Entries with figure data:
....

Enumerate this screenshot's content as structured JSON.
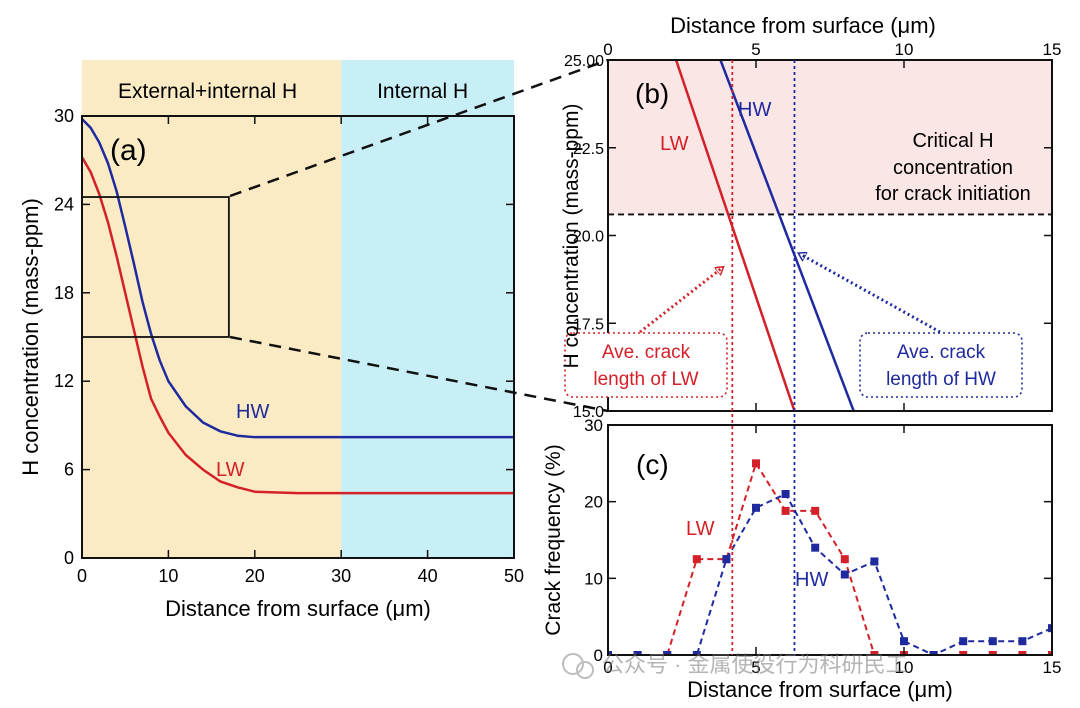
{
  "colors": {
    "lw": "#d42028",
    "hw": "#1e2a9e",
    "external_zone": "#faebc4",
    "internal_zone": "#c8eef6",
    "critical_zone": "#fbe6e6"
  },
  "chart_data": [
    {
      "id": "a",
      "type": "line",
      "panel_label": "(a)",
      "xlabel": "Distance from surface (μm)",
      "ylabel": "H concentration (mass-ppm)",
      "xlim": [
        0,
        50
      ],
      "ylim": [
        0,
        30
      ],
      "xticks": [
        0,
        10,
        20,
        30,
        40,
        50
      ],
      "yticks": [
        0,
        6,
        12,
        18,
        24,
        30
      ],
      "zones": [
        {
          "label": "External+internal H",
          "x_range": [
            0,
            30
          ]
        },
        {
          "label": "Internal H",
          "x_range": [
            30,
            50
          ]
        }
      ],
      "zoom_box": {
        "x_range": [
          0,
          17
        ],
        "y_range": [
          15,
          24.5
        ]
      },
      "series": [
        {
          "name": "HW",
          "x": [
            0,
            1,
            2,
            3,
            4,
            5,
            6,
            7,
            8,
            9,
            10,
            12,
            14,
            16,
            18,
            20,
            25,
            30,
            40,
            50
          ],
          "y": [
            29.8,
            29.2,
            28.2,
            26.8,
            24.9,
            22.5,
            20.0,
            17.4,
            15.2,
            13.4,
            12.0,
            10.3,
            9.2,
            8.6,
            8.3,
            8.2,
            8.2,
            8.2,
            8.2,
            8.2
          ]
        },
        {
          "name": "LW",
          "x": [
            0,
            1,
            2,
            3,
            4,
            5,
            6,
            7,
            8,
            9,
            10,
            12,
            14,
            16,
            18,
            20,
            25,
            30,
            40,
            50
          ],
          "y": [
            27.2,
            26.2,
            24.7,
            22.8,
            20.5,
            18.0,
            15.5,
            13.0,
            10.8,
            9.6,
            8.5,
            7.0,
            6.0,
            5.2,
            4.8,
            4.5,
            4.4,
            4.4,
            4.4,
            4.4
          ]
        }
      ]
    },
    {
      "id": "b",
      "type": "line",
      "panel_label": "(b)",
      "xlabel": "Distance from surface (μm)",
      "ylabel": "H concentration (mass-ppm)",
      "xlim": [
        0,
        15
      ],
      "ylim": [
        15,
        25
      ],
      "xticks": [
        0,
        5,
        10,
        15
      ],
      "yticks": [
        15.0,
        17.5,
        20.0,
        22.5,
        25.0
      ],
      "ytick_labels": [
        "15.0",
        "17.5",
        "20.0",
        "22.5",
        "25.00"
      ],
      "critical_h": 20.6,
      "critical_label": [
        "Critical H",
        "concentration",
        "for crack initiation"
      ],
      "avg_crack_length": {
        "LW": 4.2,
        "HW": 6.3
      },
      "annotations": [
        {
          "series": "LW",
          "lines": [
            "Ave. crack",
            "length of LW"
          ]
        },
        {
          "series": "HW",
          "lines": [
            "Ave. crack",
            "length of HW"
          ]
        }
      ],
      "series": [
        {
          "name": "LW",
          "x": [
            2.3,
            6.3
          ],
          "y": [
            25.0,
            15.0
          ]
        },
        {
          "name": "HW",
          "x": [
            3.8,
            8.3
          ],
          "y": [
            25.0,
            15.0
          ]
        }
      ]
    },
    {
      "id": "c",
      "type": "line",
      "panel_label": "(c)",
      "xlabel": "Distance from surface (μm)",
      "ylabel": "Crack frequency (%)",
      "xlim": [
        0,
        15
      ],
      "ylim": [
        0,
        30
      ],
      "xticks": [
        0,
        5,
        10,
        15
      ],
      "yticks": [
        0,
        10,
        20,
        30
      ],
      "series": [
        {
          "name": "LW",
          "x": [
            0,
            1,
            2,
            3,
            4,
            5,
            6,
            7,
            8,
            9,
            10,
            11,
            12,
            13,
            14,
            15
          ],
          "y": [
            0,
            0,
            0,
            12.5,
            12.5,
            25,
            18.8,
            18.8,
            12.5,
            0,
            0,
            0,
            0,
            0,
            0,
            0
          ]
        },
        {
          "name": "HW",
          "x": [
            0,
            1,
            2,
            3,
            4,
            5,
            6,
            7,
            8,
            9,
            10,
            11,
            12,
            13,
            14,
            15
          ],
          "y": [
            0,
            0,
            0,
            0,
            12.5,
            19.2,
            21,
            14,
            10.5,
            12.2,
            1.8,
            0,
            1.8,
            1.8,
            1.8,
            3.5
          ]
        }
      ]
    }
  ],
  "watermark": "公众号 · 金属使役行为科研民工"
}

....

### Task to carry out
Every line of text is to be repeated exactly; pictures are left out.

### Result of the task
Enumerate this screenshot's content as structured JSON.
{
  "colors": {
    "lw": "#d42028",
    "hw": "#1e2a9e",
    "external_zone": "#faebc4",
    "internal_zone": "#c8eef6",
    "critical_zone": "#fbe6e6"
  },
  "chart_data": [
    {
      "id": "a",
      "type": "line",
      "panel_label": "(a)",
      "xlabel": "Distance from surface (μm)",
      "ylabel": "H concentration (mass-ppm)",
      "xlim": [
        0,
        50
      ],
      "ylim": [
        0,
        30
      ],
      "xticks": [
        0,
        10,
        20,
        30,
        40,
        50
      ],
      "yticks": [
        0,
        6,
        12,
        18,
        24,
        30
      ],
      "zones": [
        {
          "label": "External+internal H",
          "x_range": [
            0,
            30
          ]
        },
        {
          "label": "Internal H",
          "x_range": [
            30,
            50
          ]
        }
      ],
      "zoom_box": {
        "x_range": [
          0,
          17
        ],
        "y_range": [
          15,
          24.5
        ]
      },
      "series": [
        {
          "name": "HW",
          "x": [
            0,
            1,
            2,
            3,
            4,
            5,
            6,
            7,
            8,
            9,
            10,
            12,
            14,
            16,
            18,
            20,
            25,
            30,
            40,
            50
          ],
          "y": [
            29.8,
            29.2,
            28.2,
            26.8,
            24.9,
            22.5,
            20.0,
            17.4,
            15.2,
            13.4,
            12.0,
            10.3,
            9.2,
            8.6,
            8.3,
            8.2,
            8.2,
            8.2,
            8.2,
            8.2
          ]
        },
        {
          "name": "LW",
          "x": [
            0,
            1,
            2,
            3,
            4,
            5,
            6,
            7,
            8,
            9,
            10,
            12,
            14,
            16,
            18,
            20,
            25,
            30,
            40,
            50
          ],
          "y": [
            27.2,
            26.2,
            24.7,
            22.8,
            20.5,
            18.0,
            15.5,
            13.0,
            10.8,
            9.6,
            8.5,
            7.0,
            6.0,
            5.2,
            4.8,
            4.5,
            4.4,
            4.4,
            4.4,
            4.4
          ]
        }
      ]
    },
    {
      "id": "b",
      "type": "line",
      "panel_label": "(b)",
      "xlabel": "Distance from surface (μm)",
      "ylabel": "H concentration (mass-ppm)",
      "xlim": [
        0,
        15
      ],
      "ylim": [
        15,
        25
      ],
      "xticks": [
        0,
        5,
        10,
        15
      ],
      "yticks": [
        15.0,
        17.5,
        20.0,
        22.5,
        25.0
      ],
      "ytick_labels": [
        "15.0",
        "17.5",
        "20.0",
        "22.5",
        "25.00"
      ],
      "critical_h": 20.6,
      "critical_label": [
        "Critical H",
        "concentration",
        "for crack initiation"
      ],
      "avg_crack_length": {
        "LW": 4.2,
        "HW": 6.3
      },
      "annotations": [
        {
          "series": "LW",
          "lines": [
            "Ave. crack",
            "length of LW"
          ]
        },
        {
          "series": "HW",
          "lines": [
            "Ave. crack",
            "length of HW"
          ]
        }
      ],
      "series": [
        {
          "name": "LW",
          "x": [
            2.3,
            6.3
          ],
          "y": [
            25.0,
            15.0
          ]
        },
        {
          "name": "HW",
          "x": [
            3.8,
            8.3
          ],
          "y": [
            25.0,
            15.0
          ]
        }
      ]
    },
    {
      "id": "c",
      "type": "line",
      "panel_label": "(c)",
      "xlabel": "Distance from surface (μm)",
      "ylabel": "Crack frequency (%)",
      "xlim": [
        0,
        15
      ],
      "ylim": [
        0,
        30
      ],
      "xticks": [
        0,
        5,
        10,
        15
      ],
      "yticks": [
        0,
        10,
        20,
        30
      ],
      "series": [
        {
          "name": "LW",
          "x": [
            0,
            1,
            2,
            3,
            4,
            5,
            6,
            7,
            8,
            9,
            10,
            11,
            12,
            13,
            14,
            15
          ],
          "y": [
            0,
            0,
            0,
            12.5,
            12.5,
            25,
            18.8,
            18.8,
            12.5,
            0,
            0,
            0,
            0,
            0,
            0,
            0
          ]
        },
        {
          "name": "HW",
          "x": [
            0,
            1,
            2,
            3,
            4,
            5,
            6,
            7,
            8,
            9,
            10,
            11,
            12,
            13,
            14,
            15
          ],
          "y": [
            0,
            0,
            0,
            0,
            12.5,
            19.2,
            21,
            14,
            10.5,
            12.2,
            1.8,
            0,
            1.8,
            1.8,
            1.8,
            3.5
          ]
        }
      ]
    }
  ],
  "watermark": "公众号 · 金属使役行为科研民工"
}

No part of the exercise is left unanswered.